» Required task:
Copy each line of the entries below word for word, and leave the pictures out.
--------
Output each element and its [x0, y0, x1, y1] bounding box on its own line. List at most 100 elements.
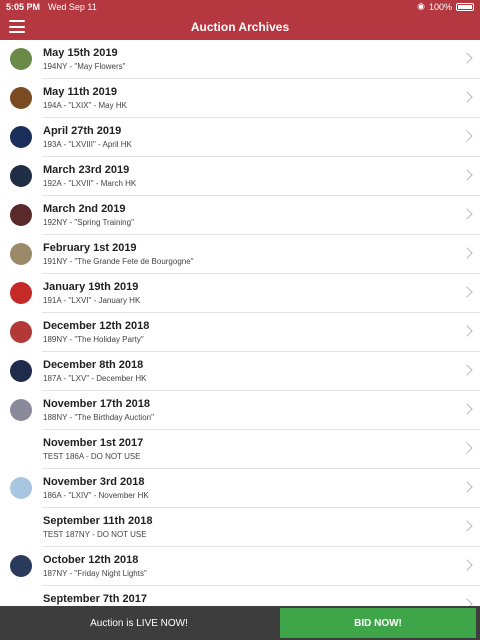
auction-list[interactable]: May 15th 2019 194NY - "May Flowers" May 11… [0, 40, 480, 606]
chevron-right-icon [461, 403, 473, 415]
bottom-bar: Auction is LIVE NOW! BID NOW! [0, 606, 480, 640]
auction-thumbnail [10, 204, 32, 226]
auction-text: November 1st 2017 TEST 186A - DO NOT USE [43, 437, 143, 462]
auction-text: March 23rd 2019 192A - "LXVII" - March HK [43, 164, 136, 189]
auction-subtitle: 186A - "LXIV" - November HK [43, 491, 149, 500]
chevron-right-icon [461, 286, 473, 298]
auction-subtitle: 193A - "LXVIII" - April HK [43, 140, 132, 149]
chevron-right-icon [461, 130, 473, 142]
chevron-right-icon [461, 481, 473, 493]
auction-subtitle: 187A - "LXV" - December HK [43, 374, 147, 383]
auction-text: October 12th 2018 187NY - "Friday Night L… [43, 554, 147, 579]
auction-subtitle: 187NY - "Friday Night Lights" [43, 569, 147, 578]
auction-subtitle: TEST 186A - DO NOT USE [43, 452, 141, 461]
hamburger-menu-icon[interactable] [9, 20, 25, 33]
chevron-right-icon [461, 364, 473, 376]
live-status-text: Auction is LIVE NOW! [90, 617, 188, 629]
auction-date: November 17th 2018 [43, 398, 150, 410]
battery-percent: 100% [428, 1, 452, 12]
auction-date: September 7th 2017 [43, 593, 147, 605]
auction-text: December 12th 2018 189NY - "The Holiday P… [43, 320, 149, 345]
auction-row[interactable]: November 17th 2018 188NY - "The Birthday … [0, 391, 480, 430]
auction-date: September 11th 2018 [43, 515, 153, 527]
auction-thumbnail [10, 321, 32, 343]
auction-text: April 27th 2019 193A - "LXVIII" - April H… [43, 125, 132, 150]
auction-subtitle: 189NY - "The Holiday Party" [43, 335, 144, 344]
auction-date: December 12th 2018 [43, 320, 150, 332]
auction-row[interactable]: January 19th 2019 191A - "LXVI" - January… [0, 274, 480, 313]
auction-date: December 8th 2018 [43, 359, 144, 371]
auction-row[interactable]: September 11th 2018 TEST 187NY - DO NOT U… [0, 508, 480, 547]
auction-thumbnail [10, 126, 32, 148]
auction-row[interactable]: May 15th 2019 194NY - "May Flowers" [0, 40, 480, 79]
auction-thumbnail [10, 477, 32, 499]
auction-row[interactable]: October 12th 2018 187NY - "Friday Night L… [0, 547, 480, 586]
chevron-right-icon [461, 52, 473, 64]
auction-date: February 1st 2019 [43, 242, 137, 254]
auction-subtitle: 191NY - "The Grande Fete de Bourgogne" [43, 257, 194, 266]
status-date: Wed Sep 11 [48, 1, 97, 12]
bid-now-button[interactable]: BID NOW! [280, 608, 476, 638]
auction-date: April 27th 2019 [43, 125, 122, 137]
auction-date: March 23rd 2019 [43, 164, 130, 176]
auction-date: November 1st 2017 [43, 437, 144, 449]
auction-subtitle: 192NY - "Spring Training" [43, 218, 134, 227]
auction-row[interactable]: March 2nd 2019 192NY - "Spring Training" [0, 196, 480, 235]
auction-subtitle: TEST 187NY - DO NOT USE [43, 530, 147, 539]
auction-subtitle: 194NY - "May Flowers" [43, 62, 126, 71]
chevron-right-icon [461, 247, 473, 259]
auction-text: September 11th 2018 TEST 187NY - DO NOT U… [43, 515, 152, 540]
auction-thumbnail [10, 48, 32, 70]
auction-thumbnail [10, 399, 32, 421]
chevron-right-icon [461, 169, 473, 181]
auction-row[interactable]: March 23rd 2019 192A - "LXVII" - March HK [0, 157, 480, 196]
chevron-right-icon [461, 91, 473, 103]
auction-row[interactable]: May 11th 2019 194A - "LXIX" - May HK [0, 79, 480, 118]
auction-text: May 11th 2019 194A - "LXIX" - May HK [43, 86, 127, 111]
chevron-right-icon [461, 208, 473, 220]
auction-thumbnail [10, 243, 32, 265]
auction-row[interactable]: November 1st 2017 TEST 186A - DO NOT USE [0, 430, 480, 469]
auction-thumbnail [10, 555, 32, 577]
nav-bar: Auction Archives [0, 13, 480, 40]
auction-text: September 7th 2017 [43, 593, 147, 606]
auction-text: February 1st 2019 191NY - "The Grande Fet… [43, 242, 194, 267]
auction-subtitle: 188NY - "The Birthday Auction" [43, 413, 154, 422]
status-time: 5:05 PM [6, 1, 41, 12]
auction-text: November 17th 2018 188NY - "The Birthday … [43, 398, 154, 423]
auction-thumbnail [10, 165, 32, 187]
auction-row[interactable]: November 3rd 2018 186A - "LXIV" - Novembe… [0, 469, 480, 508]
auction-row[interactable]: December 12th 2018 189NY - "The Holiday P… [0, 313, 480, 352]
auction-date: May 15th 2019 [43, 47, 118, 59]
chevron-right-icon [461, 442, 473, 454]
chevron-right-icon [461, 325, 473, 337]
auction-date: March 2nd 2019 [43, 203, 126, 215]
auction-date: May 11th 2019 [43, 86, 117, 98]
auction-thumbnail [10, 360, 32, 382]
auction-subtitle: 191A - "LXVI" - January HK [43, 296, 141, 305]
auction-date: January 19th 2019 [43, 281, 139, 293]
wifi-icon: ◉ [417, 1, 425, 11]
auction-subtitle: 194A - "LXIX" - May HK [43, 101, 127, 110]
auction-text: May 15th 2019 194NY - "May Flowers" [43, 47, 125, 72]
auction-text: March 2nd 2019 192NY - "Spring Training" [43, 203, 134, 228]
auction-text: December 8th 2018 187A - "LXV" - December… [43, 359, 147, 384]
auction-thumbnail [10, 282, 32, 304]
auction-text: November 3rd 2018 186A - "LXIV" - Novembe… [43, 476, 149, 501]
page-title: Auction Archives [190, 19, 290, 34]
auction-thumbnail [10, 87, 32, 109]
battery-icon [456, 2, 474, 11]
auction-date: November 3rd 2018 [43, 476, 145, 488]
auction-date: October 12th 2018 [43, 554, 139, 566]
auction-row[interactable]: September 7th 2017 [0, 586, 480, 606]
chevron-right-icon [461, 598, 473, 606]
auction-row[interactable]: April 27th 2019 193A - "LXVIII" - April H… [0, 118, 480, 157]
auction-subtitle: 192A - "LXVII" - March HK [43, 179, 137, 188]
status-bar: 5:05 PM Wed Sep 11 ◉ 100% [0, 0, 480, 13]
auction-text: January 19th 2019 191A - "LXVI" - January… [43, 281, 140, 306]
auction-row[interactable]: December 8th 2018 187A - "LXV" - December… [0, 352, 480, 391]
chevron-right-icon [461, 520, 473, 532]
status-right: ◉ 100% [417, 1, 474, 12]
chevron-right-icon [461, 559, 473, 571]
auction-row[interactable]: February 1st 2019 191NY - "The Grande Fet… [0, 235, 480, 274]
--------
» Task answer:
Output each element and its [x0, y0, x1, y1] bounding box on its own line. List at most 100 elements.
auction-list[interactable]: May 15th 2019 194NY - "May Flowers" May 11… [0, 40, 480, 606]
chevron-right-icon [461, 403, 473, 415]
bottom-bar: Auction is LIVE NOW! BID NOW! [0, 606, 480, 640]
auction-thumbnail [10, 204, 32, 226]
auction-text: November 1st 2017 TEST 186A - DO NOT USE [43, 437, 143, 462]
auction-text: March 23rd 2019 192A - "LXVII" - March HK [43, 164, 136, 189]
auction-subtitle: 186A - "LXIV" - November HK [43, 491, 149, 500]
chevron-right-icon [461, 286, 473, 298]
auction-subtitle: 193A - "LXVIII" - April HK [43, 140, 132, 149]
chevron-right-icon [461, 130, 473, 142]
chevron-right-icon [461, 481, 473, 493]
auction-subtitle: 187A - "LXV" - December HK [43, 374, 147, 383]
auction-text: October 12th 2018 187NY - "Friday Night L… [43, 554, 147, 579]
auction-subtitle: 187NY - "Friday Night Lights" [43, 569, 147, 578]
auction-subtitle: TEST 186A - DO NOT USE [43, 452, 141, 461]
hamburger-menu-icon[interactable] [9, 20, 25, 33]
chevron-right-icon [461, 364, 473, 376]
live-status-text: Auction is LIVE NOW! [90, 617, 188, 629]
auction-date: November 17th 2018 [43, 398, 150, 410]
battery-percent: 100% [428, 1, 452, 12]
auction-date: September 7th 2017 [43, 593, 147, 605]
auction-text: December 12th 2018 189NY - "The Holiday P… [43, 320, 149, 345]
auction-row[interactable]: November 17th 2018 188NY - "The Birthday … [0, 391, 480, 430]
auction-date: September 11th 2018 [43, 515, 153, 527]
auction-thumbnail [10, 321, 32, 343]
auction-text: April 27th 2019 193A - "LXVIII" - April H… [43, 125, 132, 150]
auction-subtitle: 189NY - "The Holiday Party" [43, 335, 144, 344]
auction-date: December 12th 2018 [43, 320, 150, 332]
auction-row[interactable]: January 19th 2019 191A - "LXVI" - January… [0, 274, 480, 313]
auction-date: December 8th 2018 [43, 359, 144, 371]
auction-row[interactable]: September 11th 2018 TEST 187NY - DO NOT U… [0, 508, 480, 547]
auction-thumbnail [10, 126, 32, 148]
auction-row[interactable]: May 15th 2019 194NY - "May Flowers" [0, 40, 480, 79]
auction-thumbnail [10, 477, 32, 499]
auction-row[interactable]: October 12th 2018 187NY - "Friday Night L… [0, 547, 480, 586]
chevron-right-icon [461, 52, 473, 64]
auction-date: February 1st 2019 [43, 242, 137, 254]
auction-subtitle: 191NY - "The Grande Fete de Bourgogne" [43, 257, 194, 266]
status-date: Wed Sep 11 [48, 1, 97, 12]
bid-now-button[interactable]: BID NOW! [280, 608, 476, 638]
auction-date: April 27th 2019 [43, 125, 122, 137]
auction-date: March 23rd 2019 [43, 164, 130, 176]
auction-date: November 1st 2017 [43, 437, 144, 449]
auction-subtitle: 192NY - "Spring Training" [43, 218, 134, 227]
auction-row[interactable]: March 2nd 2019 192NY - "Spring Training" [0, 196, 480, 235]
auction-subtitle: TEST 187NY - DO NOT USE [43, 530, 147, 539]
auction-subtitle: 194NY - "May Flowers" [43, 62, 126, 71]
chevron-right-icon [461, 247, 473, 259]
auction-text: September 11th 2018 TEST 187NY - DO NOT U… [43, 515, 152, 540]
auction-thumbnail [10, 48, 32, 70]
auction-thumbnail [10, 399, 32, 421]
chevron-right-icon [461, 169, 473, 181]
auction-row[interactable]: March 23rd 2019 192A - "LXVII" - March HK [0, 157, 480, 196]
chevron-right-icon [461, 91, 473, 103]
auction-row[interactable]: May 11th 2019 194A - "LXIX" - May HK [0, 79, 480, 118]
auction-text: May 11th 2019 194A - "LXIX" - May HK [43, 86, 127, 111]
chevron-right-icon [461, 208, 473, 220]
auction-thumbnail [10, 243, 32, 265]
auction-row[interactable]: November 1st 2017 TEST 186A - DO NOT USE [0, 430, 480, 469]
auction-thumbnail [10, 555, 32, 577]
nav-bar: Auction Archives [0, 13, 480, 40]
auction-text: September 7th 2017 [43, 593, 147, 606]
auction-text: February 1st 2019 191NY - "The Grande Fet… [43, 242, 194, 267]
auction-subtitle: 188NY - "The Birthday Auction" [43, 413, 154, 422]
status-time: 5:05 PM [6, 1, 41, 12]
auction-text: November 17th 2018 188NY - "The Birthday … [43, 398, 154, 423]
auction-thumbnail [10, 165, 32, 187]
auction-row[interactable]: November 3rd 2018 186A - "LXIV" - Novembe… [0, 469, 480, 508]
auction-row[interactable]: December 12th 2018 189NY - "The Holiday P… [0, 313, 480, 352]
auction-date: May 15th 2019 [43, 47, 118, 59]
chevron-right-icon [461, 442, 473, 454]
chevron-right-icon [461, 325, 473, 337]
auction-date: March 2nd 2019 [43, 203, 126, 215]
auction-date: May 11th 2019 [43, 86, 117, 98]
auction-thumbnail [10, 360, 32, 382]
auction-subtitle: 191A - "LXVI" - January HK [43, 296, 141, 305]
auction-date: January 19th 2019 [43, 281, 139, 293]
wifi-icon: ◉ [417, 1, 425, 11]
auction-subtitle: 194A - "LXIX" - May HK [43, 101, 127, 110]
auction-text: May 15th 2019 194NY - "May Flowers" [43, 47, 125, 72]
auction-text: March 2nd 2019 192NY - "Spring Training" [43, 203, 134, 228]
auction-text: December 8th 2018 187A - "LXV" - December… [43, 359, 147, 384]
auction-thumbnail [10, 282, 32, 304]
auction-text: November 3rd 2018 186A - "LXIV" - Novembe… [43, 476, 149, 501]
page-title: Auction Archives [190, 19, 290, 34]
auction-thumbnail [10, 87, 32, 109]
battery-icon [456, 2, 474, 11]
auction-date: November 3rd 2018 [43, 476, 145, 488]
auction-date: October 12th 2018 [43, 554, 139, 566]
auction-row[interactable]: September 7th 2017 [0, 586, 480, 606]
chevron-right-icon [461, 598, 473, 606]
auction-row[interactable]: April 27th 2019 193A - "LXVIII" - April H… [0, 118, 480, 157]
auction-subtitle: 192A - "LXVII" - March HK [43, 179, 137, 188]
status-bar: 5:05 PM Wed Sep 11 ◉ 100% [0, 0, 480, 13]
auction-text: January 19th 2019 191A - "LXVI" - January… [43, 281, 140, 306]
auction-row[interactable]: December 8th 2018 187A - "LXV" - December… [0, 352, 480, 391]
chevron-right-icon [461, 520, 473, 532]
status-right: ◉ 100% [417, 1, 474, 12]
chevron-right-icon [461, 559, 473, 571]
auction-row[interactable]: February 1st 2019 191NY - "The Grande Fet… [0, 235, 480, 274]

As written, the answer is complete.